* BEGIN Records provided *
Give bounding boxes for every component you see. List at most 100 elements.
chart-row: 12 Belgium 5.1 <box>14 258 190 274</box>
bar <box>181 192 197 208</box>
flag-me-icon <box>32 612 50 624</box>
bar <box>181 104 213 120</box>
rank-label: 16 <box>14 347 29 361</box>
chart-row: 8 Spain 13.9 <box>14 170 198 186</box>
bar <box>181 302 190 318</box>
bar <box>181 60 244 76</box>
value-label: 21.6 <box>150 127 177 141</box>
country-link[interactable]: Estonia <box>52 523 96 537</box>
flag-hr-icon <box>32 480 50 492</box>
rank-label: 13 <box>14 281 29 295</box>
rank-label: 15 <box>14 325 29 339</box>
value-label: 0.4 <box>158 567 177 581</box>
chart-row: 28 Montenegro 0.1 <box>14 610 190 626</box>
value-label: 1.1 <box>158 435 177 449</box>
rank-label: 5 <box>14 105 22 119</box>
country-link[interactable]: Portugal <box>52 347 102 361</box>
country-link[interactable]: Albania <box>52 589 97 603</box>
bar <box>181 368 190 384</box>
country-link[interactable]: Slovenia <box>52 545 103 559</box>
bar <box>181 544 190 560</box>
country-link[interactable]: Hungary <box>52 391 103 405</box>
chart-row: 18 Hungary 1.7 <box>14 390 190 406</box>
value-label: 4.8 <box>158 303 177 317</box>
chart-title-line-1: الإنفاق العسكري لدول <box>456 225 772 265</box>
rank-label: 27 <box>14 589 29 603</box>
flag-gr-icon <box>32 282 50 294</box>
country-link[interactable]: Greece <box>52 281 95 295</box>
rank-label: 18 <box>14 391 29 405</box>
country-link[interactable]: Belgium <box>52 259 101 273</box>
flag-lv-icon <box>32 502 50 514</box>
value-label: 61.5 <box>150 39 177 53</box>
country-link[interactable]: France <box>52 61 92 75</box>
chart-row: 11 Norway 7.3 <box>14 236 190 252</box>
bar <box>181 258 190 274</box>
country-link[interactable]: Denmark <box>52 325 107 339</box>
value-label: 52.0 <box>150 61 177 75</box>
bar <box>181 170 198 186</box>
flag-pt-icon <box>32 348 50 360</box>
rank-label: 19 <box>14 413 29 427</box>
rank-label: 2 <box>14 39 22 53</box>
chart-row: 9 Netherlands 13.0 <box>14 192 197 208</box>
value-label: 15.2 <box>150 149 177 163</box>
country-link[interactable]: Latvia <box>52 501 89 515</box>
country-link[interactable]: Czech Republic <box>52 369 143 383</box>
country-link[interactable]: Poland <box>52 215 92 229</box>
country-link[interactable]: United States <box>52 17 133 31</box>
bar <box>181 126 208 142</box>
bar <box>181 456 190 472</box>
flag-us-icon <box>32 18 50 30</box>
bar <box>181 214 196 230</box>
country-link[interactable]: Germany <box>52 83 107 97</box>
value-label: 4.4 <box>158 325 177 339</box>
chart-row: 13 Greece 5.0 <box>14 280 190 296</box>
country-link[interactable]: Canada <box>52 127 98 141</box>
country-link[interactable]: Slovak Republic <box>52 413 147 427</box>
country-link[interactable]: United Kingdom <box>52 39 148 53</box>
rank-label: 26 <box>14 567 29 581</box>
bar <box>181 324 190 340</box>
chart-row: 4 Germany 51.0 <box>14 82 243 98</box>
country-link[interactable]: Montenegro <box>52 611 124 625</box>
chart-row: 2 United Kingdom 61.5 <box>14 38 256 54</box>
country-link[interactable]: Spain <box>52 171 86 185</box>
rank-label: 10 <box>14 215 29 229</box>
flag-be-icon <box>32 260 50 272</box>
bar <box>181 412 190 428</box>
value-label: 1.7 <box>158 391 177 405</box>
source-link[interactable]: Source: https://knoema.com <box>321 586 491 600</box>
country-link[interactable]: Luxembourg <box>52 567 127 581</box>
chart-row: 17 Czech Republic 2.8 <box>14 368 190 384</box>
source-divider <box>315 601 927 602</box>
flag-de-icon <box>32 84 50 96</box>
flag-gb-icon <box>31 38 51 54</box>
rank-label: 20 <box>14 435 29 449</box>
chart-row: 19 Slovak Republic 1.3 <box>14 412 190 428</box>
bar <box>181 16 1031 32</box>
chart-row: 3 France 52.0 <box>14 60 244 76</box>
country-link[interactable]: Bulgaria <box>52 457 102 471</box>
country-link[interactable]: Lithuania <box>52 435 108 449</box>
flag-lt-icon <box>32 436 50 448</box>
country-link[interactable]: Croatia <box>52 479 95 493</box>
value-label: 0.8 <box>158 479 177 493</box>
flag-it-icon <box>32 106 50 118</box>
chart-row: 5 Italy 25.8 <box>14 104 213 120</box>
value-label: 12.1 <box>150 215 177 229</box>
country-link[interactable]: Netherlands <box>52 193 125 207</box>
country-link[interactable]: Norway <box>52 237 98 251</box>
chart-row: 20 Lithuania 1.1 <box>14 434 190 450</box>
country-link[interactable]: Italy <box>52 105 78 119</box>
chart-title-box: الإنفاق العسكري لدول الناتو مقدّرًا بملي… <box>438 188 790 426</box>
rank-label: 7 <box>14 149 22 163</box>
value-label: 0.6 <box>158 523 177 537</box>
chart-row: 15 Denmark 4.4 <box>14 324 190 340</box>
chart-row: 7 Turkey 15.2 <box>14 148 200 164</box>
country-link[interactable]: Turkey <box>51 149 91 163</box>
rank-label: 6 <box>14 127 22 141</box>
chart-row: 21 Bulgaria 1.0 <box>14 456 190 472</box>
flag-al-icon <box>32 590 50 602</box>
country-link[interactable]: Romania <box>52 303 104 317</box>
* END Records provided *
Stated exercise: Copy out every line of the data above, word for word and in the same order.

Correct response:
Give bounding boxes for every component you see. List at most 100 elements.
chart-row: 12 Belgium 5.1 <box>14 258 190 274</box>
bar <box>181 192 197 208</box>
flag-me-icon <box>32 612 50 624</box>
bar <box>181 104 213 120</box>
rank-label: 16 <box>14 347 29 361</box>
chart-row: 8 Spain 13.9 <box>14 170 198 186</box>
bar <box>181 302 190 318</box>
bar <box>181 60 244 76</box>
value-label: 21.6 <box>150 127 177 141</box>
country-link[interactable]: Estonia <box>52 523 96 537</box>
flag-hr-icon <box>32 480 50 492</box>
rank-label: 13 <box>14 281 29 295</box>
rank-label: 15 <box>14 325 29 339</box>
value-label: 0.4 <box>158 567 177 581</box>
chart-row: 28 Montenegro 0.1 <box>14 610 190 626</box>
value-label: 1.1 <box>158 435 177 449</box>
rank-label: 5 <box>14 105 22 119</box>
country-link[interactable]: Portugal <box>52 347 102 361</box>
country-link[interactable]: Albania <box>52 589 97 603</box>
bar <box>181 368 190 384</box>
country-link[interactable]: Slovenia <box>52 545 103 559</box>
bar <box>181 544 190 560</box>
country-link[interactable]: Hungary <box>52 391 103 405</box>
chart-row: 18 Hungary 1.7 <box>14 390 190 406</box>
value-label: 4.8 <box>158 303 177 317</box>
chart-title-line-1: الإنفاق العسكري لدول <box>456 225 772 265</box>
rank-label: 27 <box>14 589 29 603</box>
flag-gr-icon <box>32 282 50 294</box>
country-link[interactable]: Greece <box>52 281 95 295</box>
rank-label: 18 <box>14 391 29 405</box>
country-link[interactable]: Belgium <box>52 259 101 273</box>
flag-lv-icon <box>32 502 50 514</box>
value-label: 61.5 <box>150 39 177 53</box>
country-link[interactable]: France <box>52 61 92 75</box>
chart-row: 11 Norway 7.3 <box>14 236 190 252</box>
bar <box>181 258 190 274</box>
country-link[interactable]: Denmark <box>52 325 107 339</box>
value-label: 52.0 <box>150 61 177 75</box>
bar <box>181 170 198 186</box>
flag-pt-icon <box>32 348 50 360</box>
rank-label: 19 <box>14 413 29 427</box>
rank-label: 2 <box>14 39 22 53</box>
chart-row: 9 Netherlands 13.0 <box>14 192 197 208</box>
value-label: 15.2 <box>150 149 177 163</box>
country-link[interactable]: Latvia <box>52 501 89 515</box>
country-link[interactable]: Czech Republic <box>52 369 143 383</box>
country-link[interactable]: Poland <box>52 215 92 229</box>
country-link[interactable]: United States <box>52 17 133 31</box>
bar <box>181 126 208 142</box>
bar <box>181 456 190 472</box>
flag-us-icon <box>32 18 50 30</box>
bar <box>181 214 196 230</box>
country-link[interactable]: Germany <box>52 83 107 97</box>
value-label: 4.4 <box>158 325 177 339</box>
chart-row: 13 Greece 5.0 <box>14 280 190 296</box>
country-link[interactable]: Canada <box>52 127 98 141</box>
country-link[interactable]: Slovak Republic <box>52 413 147 427</box>
country-link[interactable]: United Kingdom <box>52 39 148 53</box>
rank-label: 26 <box>14 567 29 581</box>
bar <box>181 324 190 340</box>
chart-row: 4 Germany 51.0 <box>14 82 243 98</box>
country-link[interactable]: Montenegro <box>52 611 124 625</box>
chart-row: 2 United Kingdom 61.5 <box>14 38 256 54</box>
country-link[interactable]: Spain <box>52 171 86 185</box>
rank-label: 10 <box>14 215 29 229</box>
flag-be-icon <box>32 260 50 272</box>
bar <box>181 412 190 428</box>
value-label: 1.7 <box>158 391 177 405</box>
source-link[interactable]: Source: https://knoema.com <box>321 586 491 600</box>
country-link[interactable]: Luxembourg <box>52 567 127 581</box>
chart-row: 17 Czech Republic 2.8 <box>14 368 190 384</box>
source-divider <box>315 601 927 602</box>
flag-de-icon <box>32 84 50 96</box>
flag-gb-icon <box>31 38 51 54</box>
rank-label: 20 <box>14 435 29 449</box>
chart-row: 19 Slovak Republic 1.3 <box>14 412 190 428</box>
bar <box>181 16 1031 32</box>
chart-row: 3 France 52.0 <box>14 60 244 76</box>
country-link[interactable]: Bulgaria <box>52 457 102 471</box>
country-link[interactable]: Lithuania <box>52 435 108 449</box>
flag-lt-icon <box>32 436 50 448</box>
country-link[interactable]: Croatia <box>52 479 95 493</box>
value-label: 0.8 <box>158 479 177 493</box>
flag-it-icon <box>32 106 50 118</box>
chart-row: 5 Italy 25.8 <box>14 104 213 120</box>
value-label: 12.1 <box>150 215 177 229</box>
country-link[interactable]: Netherlands <box>52 193 125 207</box>
country-link[interactable]: Norway <box>52 237 98 251</box>
chart-row: 20 Lithuania 1.1 <box>14 434 190 450</box>
country-link[interactable]: Italy <box>52 105 78 119</box>
chart-title-box: الإنفاق العسكري لدول الناتو مقدّرًا بملي… <box>438 188 790 426</box>
rank-label: 7 <box>14 149 22 163</box>
value-label: 0.6 <box>158 523 177 537</box>
chart-row: 15 Denmark 4.4 <box>14 324 190 340</box>
chart-row: 7 Turkey 15.2 <box>14 148 200 164</box>
country-link[interactable]: Turkey <box>51 149 91 163</box>
rank-label: 6 <box>14 127 22 141</box>
chart-row: 21 Bulgaria 1.0 <box>14 456 190 472</box>
flag-al-icon <box>32 590 50 602</box>
country-link[interactable]: Romania <box>52 303 104 317</box>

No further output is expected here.